EXTRACTED DATA >>
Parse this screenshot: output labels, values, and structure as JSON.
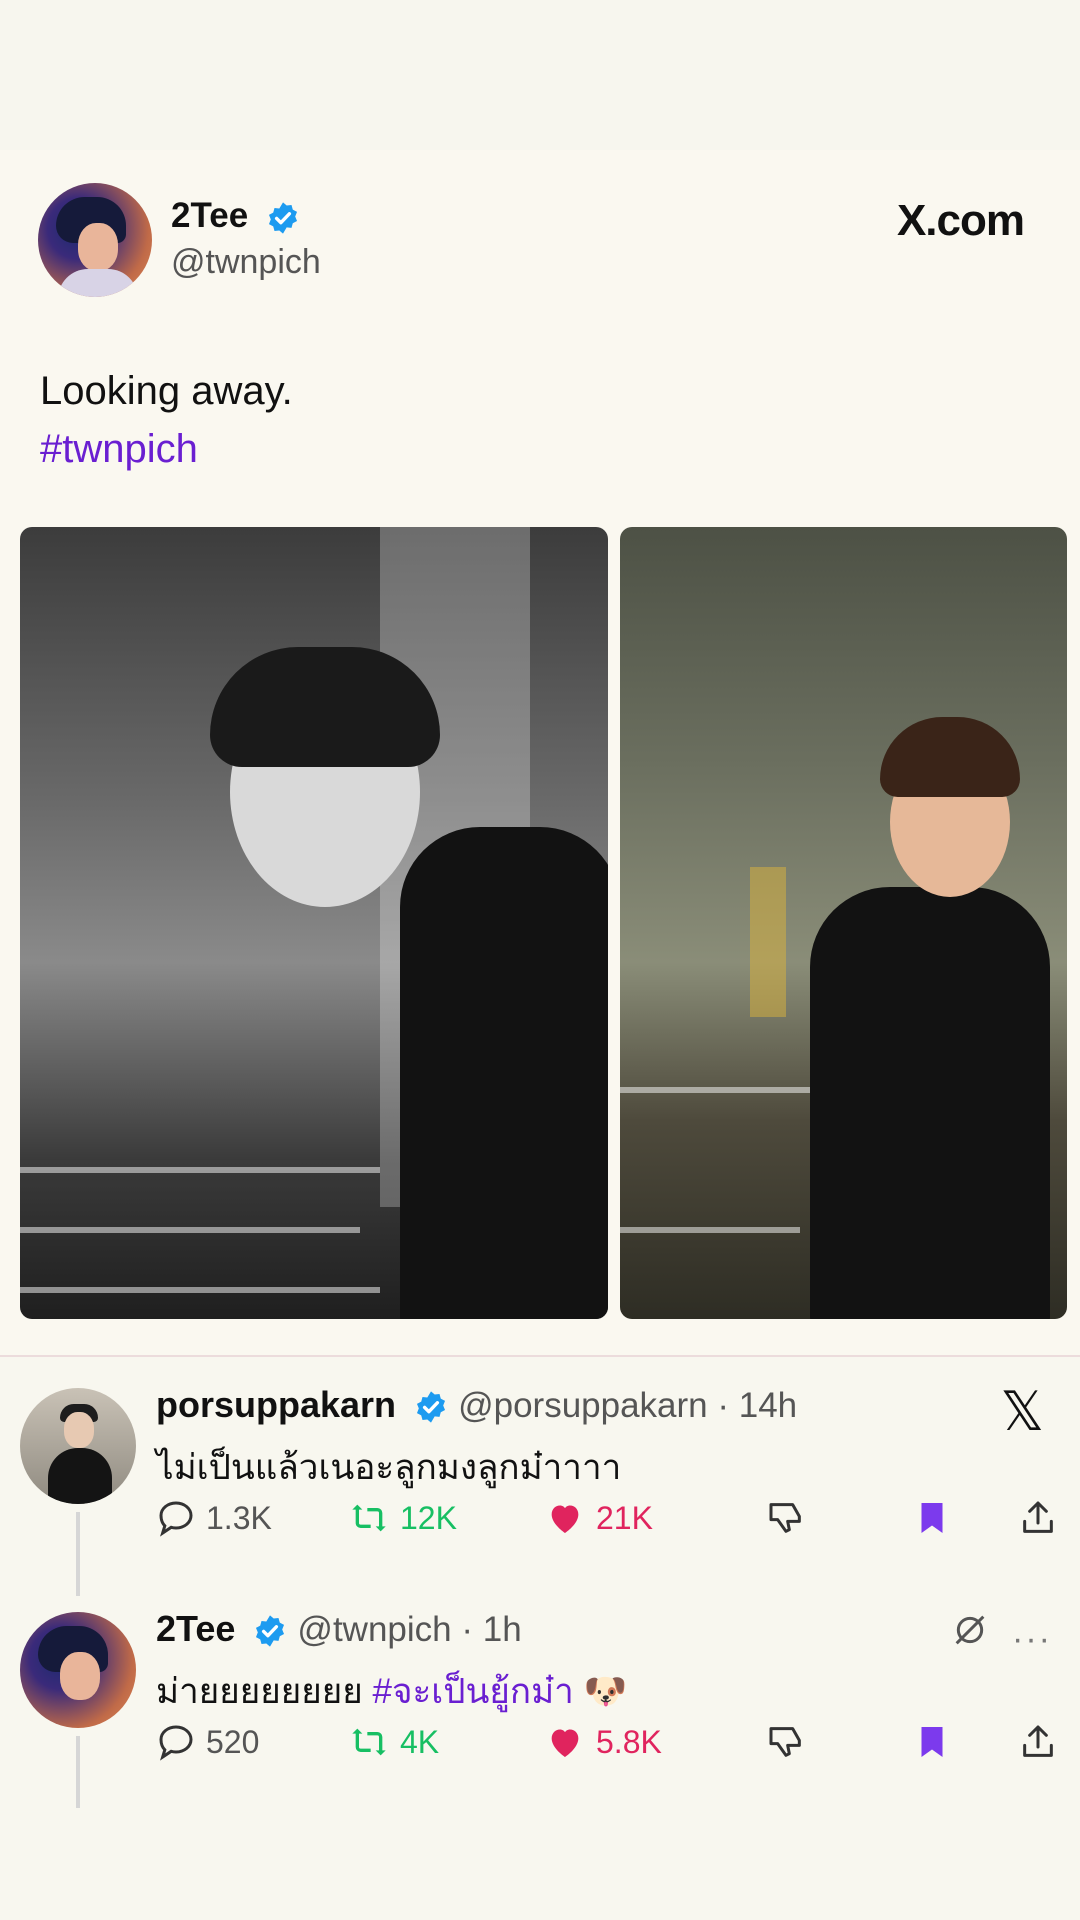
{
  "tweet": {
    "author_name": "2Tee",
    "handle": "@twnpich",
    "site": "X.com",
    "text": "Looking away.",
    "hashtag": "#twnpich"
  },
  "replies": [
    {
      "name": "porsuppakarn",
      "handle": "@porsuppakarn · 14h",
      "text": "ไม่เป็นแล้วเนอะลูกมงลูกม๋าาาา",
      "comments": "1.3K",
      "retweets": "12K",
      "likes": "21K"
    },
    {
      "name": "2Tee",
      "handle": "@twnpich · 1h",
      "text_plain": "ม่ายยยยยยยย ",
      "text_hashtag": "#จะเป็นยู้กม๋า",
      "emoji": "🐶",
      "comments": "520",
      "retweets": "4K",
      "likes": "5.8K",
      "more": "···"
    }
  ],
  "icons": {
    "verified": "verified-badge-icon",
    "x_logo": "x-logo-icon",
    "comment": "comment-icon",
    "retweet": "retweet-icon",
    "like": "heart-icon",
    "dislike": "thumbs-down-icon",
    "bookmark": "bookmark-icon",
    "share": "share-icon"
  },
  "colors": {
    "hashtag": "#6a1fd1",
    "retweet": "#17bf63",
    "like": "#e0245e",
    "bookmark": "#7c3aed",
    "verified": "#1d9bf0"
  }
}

WRITTEN INSTRUCTION >>
Wherever the word "bookmark" occurs in a line of the listing, copy that line.

EXPECTED ANSWER >>
    "bookmark": "bookmark-icon",
    "bookmark": "#7c3aed",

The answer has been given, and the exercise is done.